Count how many lines in the material below hold the word "this"; the reply is that number alone.
━━━━━━━━━━━━━━━━━━━━━━━━━━━━━━
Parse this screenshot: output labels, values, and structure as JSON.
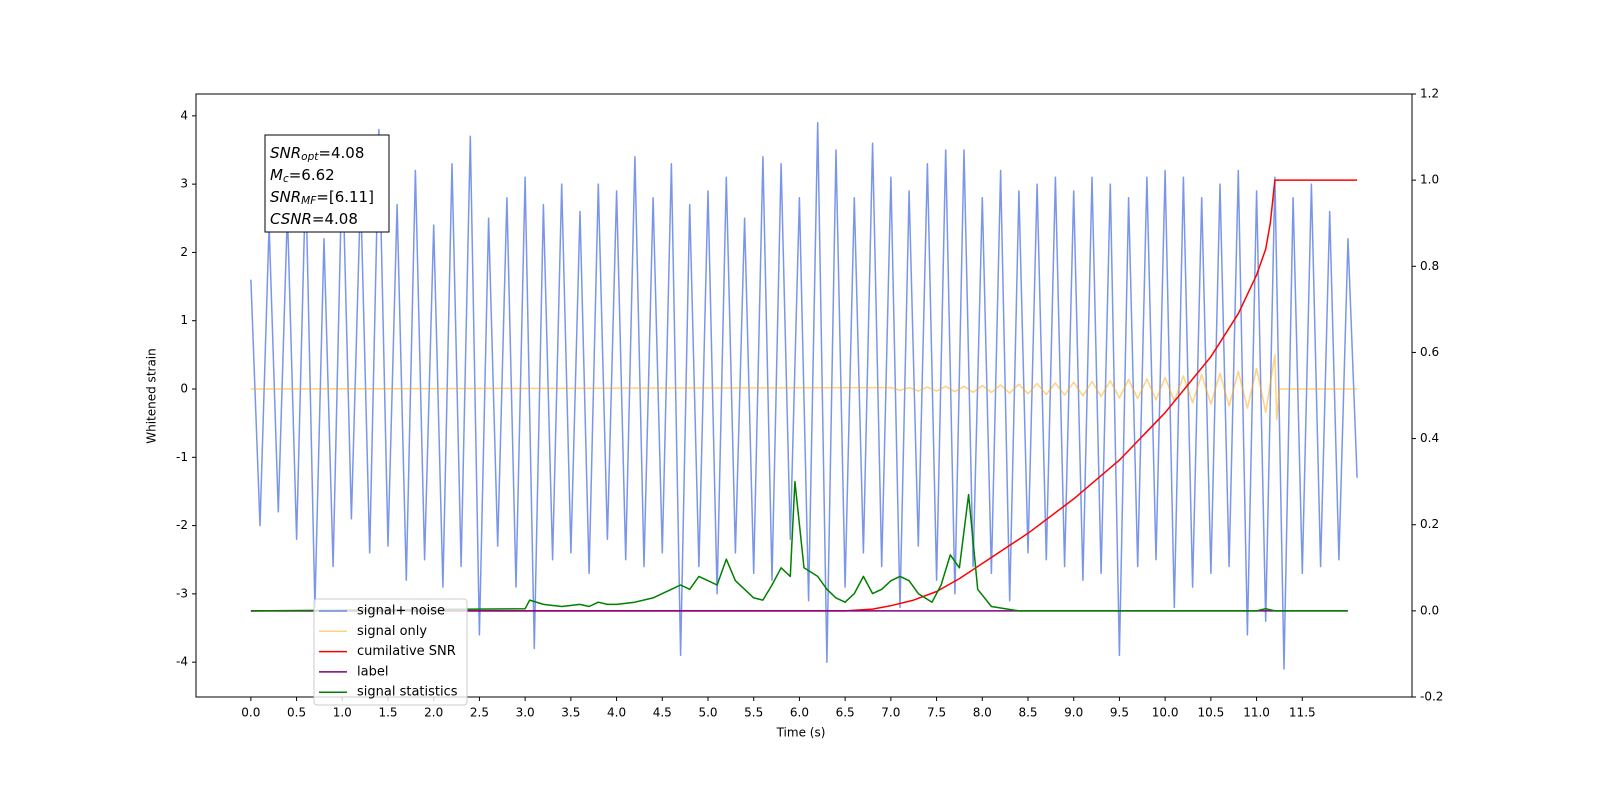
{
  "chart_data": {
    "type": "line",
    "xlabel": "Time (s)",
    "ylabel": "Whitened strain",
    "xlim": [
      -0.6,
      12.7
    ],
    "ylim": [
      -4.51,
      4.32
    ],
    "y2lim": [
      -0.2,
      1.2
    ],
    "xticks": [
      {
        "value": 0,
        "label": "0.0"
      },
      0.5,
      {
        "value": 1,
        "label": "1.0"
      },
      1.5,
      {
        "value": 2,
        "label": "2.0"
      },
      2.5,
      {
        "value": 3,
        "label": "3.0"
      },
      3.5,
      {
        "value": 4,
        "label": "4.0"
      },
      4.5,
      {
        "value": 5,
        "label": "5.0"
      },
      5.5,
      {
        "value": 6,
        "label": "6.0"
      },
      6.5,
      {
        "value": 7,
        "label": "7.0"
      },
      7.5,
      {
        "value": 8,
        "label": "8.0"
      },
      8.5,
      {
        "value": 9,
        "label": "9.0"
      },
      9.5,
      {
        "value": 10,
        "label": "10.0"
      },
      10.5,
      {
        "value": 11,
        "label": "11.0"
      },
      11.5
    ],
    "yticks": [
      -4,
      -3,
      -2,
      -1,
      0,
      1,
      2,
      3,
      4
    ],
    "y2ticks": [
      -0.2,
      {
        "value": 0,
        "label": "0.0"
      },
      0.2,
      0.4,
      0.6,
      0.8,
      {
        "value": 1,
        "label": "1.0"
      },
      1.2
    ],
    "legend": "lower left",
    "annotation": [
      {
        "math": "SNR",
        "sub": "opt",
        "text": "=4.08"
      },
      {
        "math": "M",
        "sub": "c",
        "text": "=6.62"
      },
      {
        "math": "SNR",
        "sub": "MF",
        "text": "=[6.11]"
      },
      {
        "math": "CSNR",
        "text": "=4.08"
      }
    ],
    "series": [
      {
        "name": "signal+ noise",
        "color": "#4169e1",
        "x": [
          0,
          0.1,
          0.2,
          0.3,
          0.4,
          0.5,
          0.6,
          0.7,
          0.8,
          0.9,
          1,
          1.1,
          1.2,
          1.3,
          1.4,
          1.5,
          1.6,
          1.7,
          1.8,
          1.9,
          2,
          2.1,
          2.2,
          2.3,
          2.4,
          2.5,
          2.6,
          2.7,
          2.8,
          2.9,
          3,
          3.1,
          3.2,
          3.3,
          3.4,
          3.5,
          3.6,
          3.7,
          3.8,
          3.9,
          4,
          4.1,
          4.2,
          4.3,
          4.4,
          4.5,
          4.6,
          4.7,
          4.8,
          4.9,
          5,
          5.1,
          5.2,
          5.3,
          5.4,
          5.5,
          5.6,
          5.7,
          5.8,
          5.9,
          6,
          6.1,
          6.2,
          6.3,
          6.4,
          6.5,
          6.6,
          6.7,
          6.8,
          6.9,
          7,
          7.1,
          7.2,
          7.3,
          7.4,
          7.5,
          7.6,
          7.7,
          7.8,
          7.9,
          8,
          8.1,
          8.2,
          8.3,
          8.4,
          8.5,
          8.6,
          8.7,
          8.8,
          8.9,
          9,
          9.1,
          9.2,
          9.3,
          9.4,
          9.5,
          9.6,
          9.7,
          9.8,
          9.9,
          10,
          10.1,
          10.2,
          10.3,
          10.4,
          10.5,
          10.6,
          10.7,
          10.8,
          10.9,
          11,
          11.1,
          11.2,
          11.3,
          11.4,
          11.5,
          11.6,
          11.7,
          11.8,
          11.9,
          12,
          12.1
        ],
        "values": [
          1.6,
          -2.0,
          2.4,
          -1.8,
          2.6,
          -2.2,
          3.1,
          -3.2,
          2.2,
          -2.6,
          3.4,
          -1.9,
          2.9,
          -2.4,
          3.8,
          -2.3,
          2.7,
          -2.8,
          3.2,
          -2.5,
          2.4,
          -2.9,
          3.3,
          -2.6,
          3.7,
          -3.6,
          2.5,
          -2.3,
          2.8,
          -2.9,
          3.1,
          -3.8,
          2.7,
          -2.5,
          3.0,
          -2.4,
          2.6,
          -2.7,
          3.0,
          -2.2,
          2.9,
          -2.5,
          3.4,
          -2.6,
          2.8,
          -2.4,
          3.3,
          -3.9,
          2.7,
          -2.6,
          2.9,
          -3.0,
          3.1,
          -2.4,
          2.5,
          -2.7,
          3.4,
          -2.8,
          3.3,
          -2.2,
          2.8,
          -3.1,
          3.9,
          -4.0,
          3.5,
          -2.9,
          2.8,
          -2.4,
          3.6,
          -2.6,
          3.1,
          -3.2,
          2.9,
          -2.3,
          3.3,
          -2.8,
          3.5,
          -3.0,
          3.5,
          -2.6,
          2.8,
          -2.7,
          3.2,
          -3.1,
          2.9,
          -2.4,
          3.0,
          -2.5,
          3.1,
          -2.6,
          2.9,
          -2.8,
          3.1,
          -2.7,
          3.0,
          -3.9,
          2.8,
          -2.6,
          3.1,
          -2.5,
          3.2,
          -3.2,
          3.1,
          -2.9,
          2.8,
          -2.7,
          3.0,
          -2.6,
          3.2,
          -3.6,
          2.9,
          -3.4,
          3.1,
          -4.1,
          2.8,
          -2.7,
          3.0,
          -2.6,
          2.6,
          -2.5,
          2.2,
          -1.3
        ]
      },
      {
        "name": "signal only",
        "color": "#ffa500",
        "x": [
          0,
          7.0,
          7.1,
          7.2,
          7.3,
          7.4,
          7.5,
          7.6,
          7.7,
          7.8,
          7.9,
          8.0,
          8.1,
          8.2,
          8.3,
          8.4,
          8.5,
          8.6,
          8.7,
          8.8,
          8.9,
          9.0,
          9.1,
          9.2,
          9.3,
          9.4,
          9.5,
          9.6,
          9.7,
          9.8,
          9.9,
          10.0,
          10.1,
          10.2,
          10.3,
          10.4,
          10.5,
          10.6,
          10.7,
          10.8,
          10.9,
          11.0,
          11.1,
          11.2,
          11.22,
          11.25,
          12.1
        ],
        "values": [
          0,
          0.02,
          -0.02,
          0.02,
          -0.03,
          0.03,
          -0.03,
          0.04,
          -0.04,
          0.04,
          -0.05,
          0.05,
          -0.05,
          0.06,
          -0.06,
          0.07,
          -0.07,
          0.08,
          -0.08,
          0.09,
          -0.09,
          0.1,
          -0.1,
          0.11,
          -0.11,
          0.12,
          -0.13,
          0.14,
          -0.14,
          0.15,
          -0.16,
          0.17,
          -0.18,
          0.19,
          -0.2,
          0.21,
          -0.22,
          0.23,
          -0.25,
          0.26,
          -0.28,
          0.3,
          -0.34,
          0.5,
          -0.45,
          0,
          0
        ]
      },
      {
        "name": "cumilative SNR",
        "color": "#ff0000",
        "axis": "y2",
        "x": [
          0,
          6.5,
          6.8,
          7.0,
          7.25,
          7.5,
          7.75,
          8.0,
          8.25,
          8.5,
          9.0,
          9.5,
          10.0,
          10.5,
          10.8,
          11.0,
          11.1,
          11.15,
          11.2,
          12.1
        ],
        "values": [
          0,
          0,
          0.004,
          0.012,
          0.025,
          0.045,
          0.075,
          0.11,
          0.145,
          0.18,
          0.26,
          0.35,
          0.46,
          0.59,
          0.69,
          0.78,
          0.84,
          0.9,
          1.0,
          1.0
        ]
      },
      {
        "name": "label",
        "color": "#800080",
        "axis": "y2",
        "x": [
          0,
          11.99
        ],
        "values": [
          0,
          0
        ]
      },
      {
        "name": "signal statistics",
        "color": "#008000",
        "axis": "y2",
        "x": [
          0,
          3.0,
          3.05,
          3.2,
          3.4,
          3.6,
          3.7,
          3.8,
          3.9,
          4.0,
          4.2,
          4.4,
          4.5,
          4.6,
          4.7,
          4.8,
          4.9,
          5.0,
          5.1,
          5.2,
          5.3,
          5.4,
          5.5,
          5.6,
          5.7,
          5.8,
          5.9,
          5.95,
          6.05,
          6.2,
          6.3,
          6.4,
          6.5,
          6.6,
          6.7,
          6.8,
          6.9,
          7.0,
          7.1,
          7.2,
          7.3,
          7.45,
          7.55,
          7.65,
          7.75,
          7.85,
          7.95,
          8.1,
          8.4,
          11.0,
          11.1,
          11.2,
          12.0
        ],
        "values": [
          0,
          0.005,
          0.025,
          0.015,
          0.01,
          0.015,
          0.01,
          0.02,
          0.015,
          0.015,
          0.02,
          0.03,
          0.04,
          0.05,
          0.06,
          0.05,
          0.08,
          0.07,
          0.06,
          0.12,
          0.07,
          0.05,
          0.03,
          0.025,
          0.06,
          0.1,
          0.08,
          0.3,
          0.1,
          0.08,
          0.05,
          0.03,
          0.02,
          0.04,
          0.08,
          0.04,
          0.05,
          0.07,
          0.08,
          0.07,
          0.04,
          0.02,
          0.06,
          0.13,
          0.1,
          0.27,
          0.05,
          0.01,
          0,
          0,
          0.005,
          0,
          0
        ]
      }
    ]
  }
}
━━━━━━━━━━━━━━━━━━━━━━━━━━━━━━
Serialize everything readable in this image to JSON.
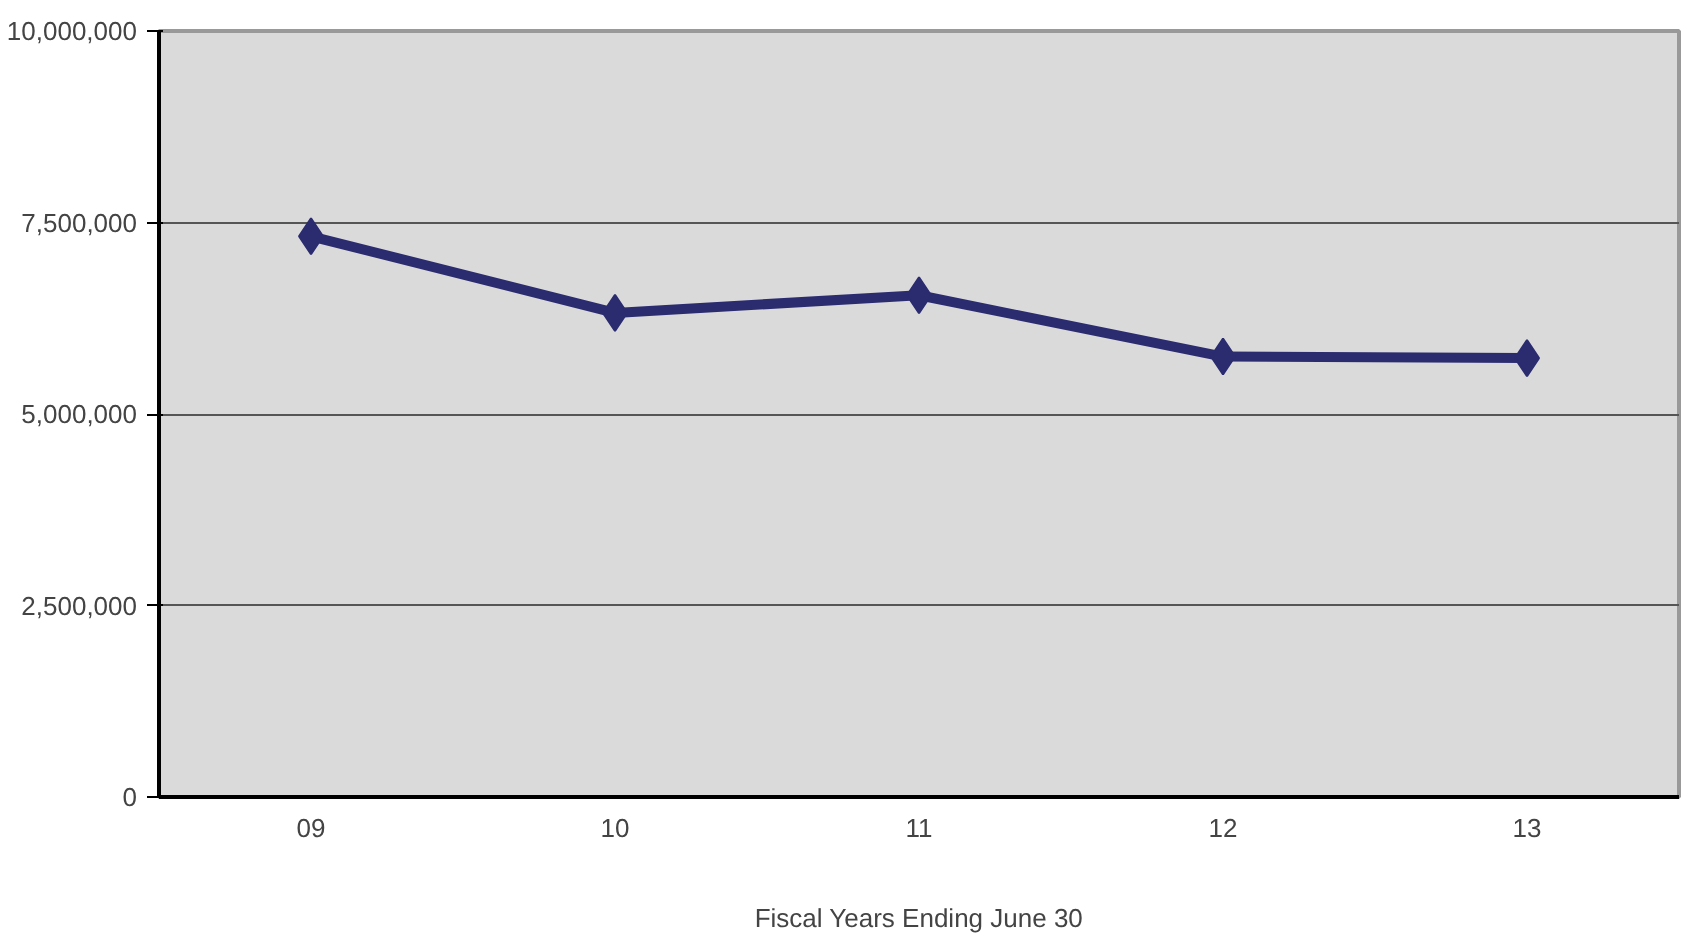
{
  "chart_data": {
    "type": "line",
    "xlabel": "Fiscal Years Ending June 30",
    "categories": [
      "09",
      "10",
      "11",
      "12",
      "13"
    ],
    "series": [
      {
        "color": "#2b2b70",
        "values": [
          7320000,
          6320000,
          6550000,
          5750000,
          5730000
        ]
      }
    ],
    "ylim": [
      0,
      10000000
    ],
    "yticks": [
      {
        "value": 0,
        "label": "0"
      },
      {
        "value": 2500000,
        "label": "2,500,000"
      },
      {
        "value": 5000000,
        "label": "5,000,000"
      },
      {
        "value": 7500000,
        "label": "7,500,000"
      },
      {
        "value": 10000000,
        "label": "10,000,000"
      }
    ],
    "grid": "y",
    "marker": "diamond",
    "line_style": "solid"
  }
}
━━━━━━━━━━━━━━━━━━━━━━━━━━━━━━
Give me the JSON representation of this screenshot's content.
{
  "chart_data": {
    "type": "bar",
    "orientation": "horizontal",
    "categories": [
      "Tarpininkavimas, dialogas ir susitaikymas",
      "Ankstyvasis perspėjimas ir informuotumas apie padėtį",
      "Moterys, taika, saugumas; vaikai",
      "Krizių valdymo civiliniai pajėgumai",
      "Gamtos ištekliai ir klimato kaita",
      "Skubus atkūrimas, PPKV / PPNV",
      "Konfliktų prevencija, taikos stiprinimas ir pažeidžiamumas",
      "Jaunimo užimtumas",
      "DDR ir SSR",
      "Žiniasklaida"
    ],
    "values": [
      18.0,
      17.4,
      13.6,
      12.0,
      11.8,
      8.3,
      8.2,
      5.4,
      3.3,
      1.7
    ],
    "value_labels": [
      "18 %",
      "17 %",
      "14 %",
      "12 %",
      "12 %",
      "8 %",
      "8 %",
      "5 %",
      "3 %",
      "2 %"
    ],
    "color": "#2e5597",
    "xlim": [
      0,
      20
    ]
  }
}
━━━━━━━━━━━━━━━━━━━━━━━━━━━━━━
» **Response below**: 3